[WHAT NEEDS TO BE DONE] Copy the data that follows exactly. Include no pictures.

--- Start of INFORMATION SHOWN ---

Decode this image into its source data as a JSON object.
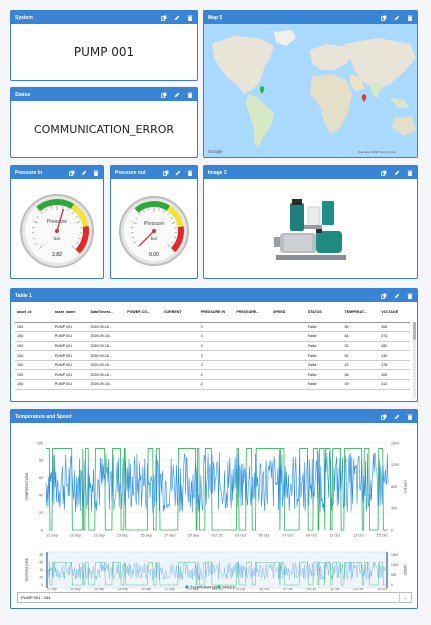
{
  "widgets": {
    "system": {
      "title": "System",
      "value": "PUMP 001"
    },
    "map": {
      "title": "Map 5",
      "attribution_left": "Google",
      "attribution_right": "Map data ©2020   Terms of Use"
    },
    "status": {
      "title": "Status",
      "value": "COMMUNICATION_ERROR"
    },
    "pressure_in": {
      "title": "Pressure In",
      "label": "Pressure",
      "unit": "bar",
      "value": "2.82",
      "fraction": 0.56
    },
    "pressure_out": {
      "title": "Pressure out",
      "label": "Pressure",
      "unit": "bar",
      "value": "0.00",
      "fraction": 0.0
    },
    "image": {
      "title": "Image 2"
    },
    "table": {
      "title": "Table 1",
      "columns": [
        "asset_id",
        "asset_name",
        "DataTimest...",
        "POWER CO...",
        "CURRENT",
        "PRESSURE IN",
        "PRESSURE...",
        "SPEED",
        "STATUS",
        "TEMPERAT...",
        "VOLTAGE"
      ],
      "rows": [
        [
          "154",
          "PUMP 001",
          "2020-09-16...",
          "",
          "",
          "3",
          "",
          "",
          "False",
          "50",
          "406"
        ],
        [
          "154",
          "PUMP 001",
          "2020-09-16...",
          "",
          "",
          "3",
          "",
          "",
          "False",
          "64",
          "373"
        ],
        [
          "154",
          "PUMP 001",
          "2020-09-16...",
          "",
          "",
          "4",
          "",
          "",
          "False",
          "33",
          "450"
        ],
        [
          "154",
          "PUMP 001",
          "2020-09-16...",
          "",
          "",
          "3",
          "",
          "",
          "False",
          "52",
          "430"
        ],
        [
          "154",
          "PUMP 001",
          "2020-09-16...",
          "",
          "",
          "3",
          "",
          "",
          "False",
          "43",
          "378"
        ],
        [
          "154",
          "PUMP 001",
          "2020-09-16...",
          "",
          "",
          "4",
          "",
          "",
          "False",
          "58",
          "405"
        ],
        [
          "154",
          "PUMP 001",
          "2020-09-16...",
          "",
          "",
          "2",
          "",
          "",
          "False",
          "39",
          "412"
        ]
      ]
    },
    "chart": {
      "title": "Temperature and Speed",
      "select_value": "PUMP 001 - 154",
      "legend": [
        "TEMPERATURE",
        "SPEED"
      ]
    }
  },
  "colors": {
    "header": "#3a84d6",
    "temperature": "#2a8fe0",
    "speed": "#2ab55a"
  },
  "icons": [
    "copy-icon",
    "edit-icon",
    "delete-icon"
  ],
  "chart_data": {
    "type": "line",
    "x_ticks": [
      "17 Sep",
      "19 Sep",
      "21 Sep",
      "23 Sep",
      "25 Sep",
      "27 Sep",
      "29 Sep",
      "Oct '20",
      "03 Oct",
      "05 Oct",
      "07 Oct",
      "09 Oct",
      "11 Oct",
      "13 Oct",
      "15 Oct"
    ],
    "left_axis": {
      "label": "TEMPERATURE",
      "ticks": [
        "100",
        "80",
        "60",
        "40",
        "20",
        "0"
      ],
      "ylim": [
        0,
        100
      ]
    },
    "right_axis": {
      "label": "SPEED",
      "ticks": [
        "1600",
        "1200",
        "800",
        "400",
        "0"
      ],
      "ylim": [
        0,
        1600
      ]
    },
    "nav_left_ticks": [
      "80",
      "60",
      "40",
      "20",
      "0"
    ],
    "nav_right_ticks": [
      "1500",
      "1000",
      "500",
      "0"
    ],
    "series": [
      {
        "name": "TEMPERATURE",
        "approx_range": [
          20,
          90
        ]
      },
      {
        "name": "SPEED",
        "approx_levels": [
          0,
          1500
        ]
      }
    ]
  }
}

--- End of INFORMATION SHOWN ---

[RESULT OF THE TASK]
Decode this image into its source data as a JSON object.
{
  "widgets": {
    "system": {
      "title": "System",
      "value": "PUMP 001"
    },
    "map": {
      "title": "Map 5",
      "attribution_left": "Google",
      "attribution_right": "Map data ©2020   Terms of Use"
    },
    "status": {
      "title": "Status",
      "value": "COMMUNICATION_ERROR"
    },
    "pressure_in": {
      "title": "Pressure In",
      "label": "Pressure",
      "unit": "bar",
      "value": "2.82",
      "fraction": 0.56
    },
    "pressure_out": {
      "title": "Pressure out",
      "label": "Pressure",
      "unit": "bar",
      "value": "0.00",
      "fraction": 0.0
    },
    "image": {
      "title": "Image 2"
    },
    "table": {
      "title": "Table 1",
      "columns": [
        "asset_id",
        "asset_name",
        "DataTimest...",
        "POWER CO...",
        "CURRENT",
        "PRESSURE IN",
        "PRESSURE...",
        "SPEED",
        "STATUS",
        "TEMPERAT...",
        "VOLTAGE"
      ],
      "rows": [
        [
          "154",
          "PUMP 001",
          "2020-09-16...",
          "",
          "",
          "3",
          "",
          "",
          "False",
          "50",
          "406"
        ],
        [
          "154",
          "PUMP 001",
          "2020-09-16...",
          "",
          "",
          "3",
          "",
          "",
          "False",
          "64",
          "373"
        ],
        [
          "154",
          "PUMP 001",
          "2020-09-16...",
          "",
          "",
          "4",
          "",
          "",
          "False",
          "33",
          "450"
        ],
        [
          "154",
          "PUMP 001",
          "2020-09-16...",
          "",
          "",
          "3",
          "",
          "",
          "False",
          "52",
          "430"
        ],
        [
          "154",
          "PUMP 001",
          "2020-09-16...",
          "",
          "",
          "3",
          "",
          "",
          "False",
          "43",
          "378"
        ],
        [
          "154",
          "PUMP 001",
          "2020-09-16...",
          "",
          "",
          "4",
          "",
          "",
          "False",
          "58",
          "405"
        ],
        [
          "154",
          "PUMP 001",
          "2020-09-16...",
          "",
          "",
          "2",
          "",
          "",
          "False",
          "39",
          "412"
        ]
      ]
    },
    "chart": {
      "title": "Temperature and Speed",
      "select_value": "PUMP 001 - 154",
      "legend": [
        "TEMPERATURE",
        "SPEED"
      ]
    }
  },
  "colors": {
    "header": "#3a84d6",
    "temperature": "#2a8fe0",
    "speed": "#2ab55a"
  },
  "icons": [
    "copy-icon",
    "edit-icon",
    "delete-icon"
  ],
  "chart_data": {
    "type": "line",
    "x_ticks": [
      "17 Sep",
      "19 Sep",
      "21 Sep",
      "23 Sep",
      "25 Sep",
      "27 Sep",
      "29 Sep",
      "Oct '20",
      "03 Oct",
      "05 Oct",
      "07 Oct",
      "09 Oct",
      "11 Oct",
      "13 Oct",
      "15 Oct"
    ],
    "left_axis": {
      "label": "TEMPERATURE",
      "ticks": [
        "100",
        "80",
        "60",
        "40",
        "20",
        "0"
      ],
      "ylim": [
        0,
        100
      ]
    },
    "right_axis": {
      "label": "SPEED",
      "ticks": [
        "1600",
        "1200",
        "800",
        "400",
        "0"
      ],
      "ylim": [
        0,
        1600
      ]
    },
    "nav_left_ticks": [
      "80",
      "60",
      "40",
      "20",
      "0"
    ],
    "nav_right_ticks": [
      "1500",
      "1000",
      "500",
      "0"
    ],
    "series": [
      {
        "name": "TEMPERATURE",
        "approx_range": [
          20,
          90
        ]
      },
      {
        "name": "SPEED",
        "approx_levels": [
          0,
          1500
        ]
      }
    ]
  }
}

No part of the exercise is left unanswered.